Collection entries
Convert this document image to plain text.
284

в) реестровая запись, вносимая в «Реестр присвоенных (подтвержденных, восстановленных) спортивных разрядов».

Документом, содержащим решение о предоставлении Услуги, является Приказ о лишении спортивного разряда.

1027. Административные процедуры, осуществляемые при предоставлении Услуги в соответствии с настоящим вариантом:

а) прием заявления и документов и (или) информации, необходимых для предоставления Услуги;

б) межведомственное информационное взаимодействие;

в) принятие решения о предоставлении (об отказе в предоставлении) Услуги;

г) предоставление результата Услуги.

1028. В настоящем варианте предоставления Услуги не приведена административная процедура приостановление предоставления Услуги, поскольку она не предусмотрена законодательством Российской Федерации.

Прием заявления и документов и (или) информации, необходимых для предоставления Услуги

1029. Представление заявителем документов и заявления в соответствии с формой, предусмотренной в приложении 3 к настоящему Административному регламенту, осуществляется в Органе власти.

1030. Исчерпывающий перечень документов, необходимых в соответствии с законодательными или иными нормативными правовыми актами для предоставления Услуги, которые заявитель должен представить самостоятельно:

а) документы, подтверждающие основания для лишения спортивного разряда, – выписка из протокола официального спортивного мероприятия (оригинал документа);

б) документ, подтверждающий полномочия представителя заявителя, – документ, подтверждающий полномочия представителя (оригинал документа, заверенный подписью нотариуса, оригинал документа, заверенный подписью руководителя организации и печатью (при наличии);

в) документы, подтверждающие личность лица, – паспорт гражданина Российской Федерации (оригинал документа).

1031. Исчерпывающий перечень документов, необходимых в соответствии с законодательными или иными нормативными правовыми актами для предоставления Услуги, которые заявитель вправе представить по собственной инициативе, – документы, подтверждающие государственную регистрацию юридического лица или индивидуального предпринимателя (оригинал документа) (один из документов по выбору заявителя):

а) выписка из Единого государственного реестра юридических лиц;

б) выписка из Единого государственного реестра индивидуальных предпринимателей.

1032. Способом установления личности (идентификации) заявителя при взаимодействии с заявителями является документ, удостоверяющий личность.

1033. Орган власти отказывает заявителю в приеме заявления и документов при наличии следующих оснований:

**GIVEN EXERCISE**
Type the material above out again, exactly.

**SOLUTION TO THIS TASK**
Convert this document image to plain text.
284

в) реестровая запись, вносимая в «Реестр присвоенных (подтвержденных, восстановленных) спортивных разрядов».

Документом, содержащим решение о предоставлении Услуги, является Приказ о лишении спортивного разряда.

1027. Административные процедуры, осуществляемые при предоставлении Услуги в соответствии с настоящим вариантом:

а) прием заявления и документов и (или) информации, необходимых для предоставления Услуги;

б) межведомственное информационное взаимодействие;

в) принятие решения о предоставлении (об отказе в предоставлении) Услуги;

г) предоставление результата Услуги.

1028. В настоящем варианте предоставления Услуги не приведена административная процедура приостановление предоставления Услуги, поскольку она не предусмотрена законодательством Российской Федерации.

Прием заявления и документов и (или) информации, необходимых для предоставления Услуги

1029. Представление заявителем документов и заявления в соответствии с формой, предусмотренной в приложении 3 к настоящему Административному регламенту, осуществляется в Органе власти.

1030. Исчерпывающий перечень документов, необходимых в соответствии с законодательными или иными нормативными правовыми актами для предоставления Услуги, которые заявитель должен представить самостоятельно:

а) документы, подтверждающие основания для лишения спортивного разряда, – выписка из протокола официального спортивного мероприятия (оригинал документа);

б) документ, подтверждающий полномочия представителя заявителя, – документ, подтверждающий полномочия представителя (оригинал документа, заверенный подписью нотариуса, оригинал документа, заверенный подписью руководителя организации и печатью (при наличии);

в) документы, подтверждающие личность лица, – паспорт гражданина Российской Федерации (оригинал документа).

1031. Исчерпывающий перечень документов, необходимых в соответствии с законодательными или иными нормативными правовыми актами для предоставления Услуги, которые заявитель вправе представить по собственной инициативе, – документы, подтверждающие государственную регистрацию юридического лица или индивидуального предпринимателя (оригинал документа) (один из документов по выбору заявителя):

а) выписка из Единого государственного реестра юридических лиц;

б) выписка из Единого государственного реестра индивидуальных предпринимателей.

1032. Способом установления личности (идентификации) заявителя при взаимодействии с заявителями является документ, удостоверяющий личность.

1033. Орган власти отказывает заявителю в приеме заявления и документов при наличии следующих оснований:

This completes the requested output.